[Records contained in a dataset]
━━━━━━━━━━━━━━━━
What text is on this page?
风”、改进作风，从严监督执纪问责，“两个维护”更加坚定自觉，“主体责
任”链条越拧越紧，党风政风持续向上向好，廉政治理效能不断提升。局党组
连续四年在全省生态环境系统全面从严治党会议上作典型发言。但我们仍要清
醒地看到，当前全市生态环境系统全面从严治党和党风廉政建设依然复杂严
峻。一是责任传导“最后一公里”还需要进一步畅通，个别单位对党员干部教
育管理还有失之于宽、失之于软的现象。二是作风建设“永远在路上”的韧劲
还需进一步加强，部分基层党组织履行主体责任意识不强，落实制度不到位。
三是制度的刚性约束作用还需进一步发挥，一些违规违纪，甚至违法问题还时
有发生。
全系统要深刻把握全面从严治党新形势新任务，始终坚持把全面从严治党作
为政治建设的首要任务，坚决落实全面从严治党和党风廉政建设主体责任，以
━━━━━━━━━━━━━━━━
> Goal: Print every record exactly as it was given.

> Written solution:
What text is on this page?
风”、改进作风，从严监督执纪问责，“两个维护”更加坚定自觉，“主体责
任”链条越拧越紧，党风政风持续向上向好，廉政治理效能不断提升。局党组
连续四年在全省生态环境系统全面从严治党会议上作典型发言。但我们仍要清
醒地看到，当前全市生态环境系统全面从严治党和党风廉政建设依然复杂严
峻。一是责任传导“最后一公里”还需要进一步畅通，个别单位对党员干部教
育管理还有失之于宽、失之于软的现象。二是作风建设“永远在路上”的韧劲
还需进一步加强，部分基层党组织履行主体责任意识不强，落实制度不到位。
三是制度的刚性约束作用还需进一步发挥，一些违规违纪，甚至违法问题还时
有发生。
全系统要深刻把握全面从严治党新形势新任务，始终坚持把全面从严治党作
为政治建设的首要任务，坚决落实全面从严治党和党风廉政建设主体责任，以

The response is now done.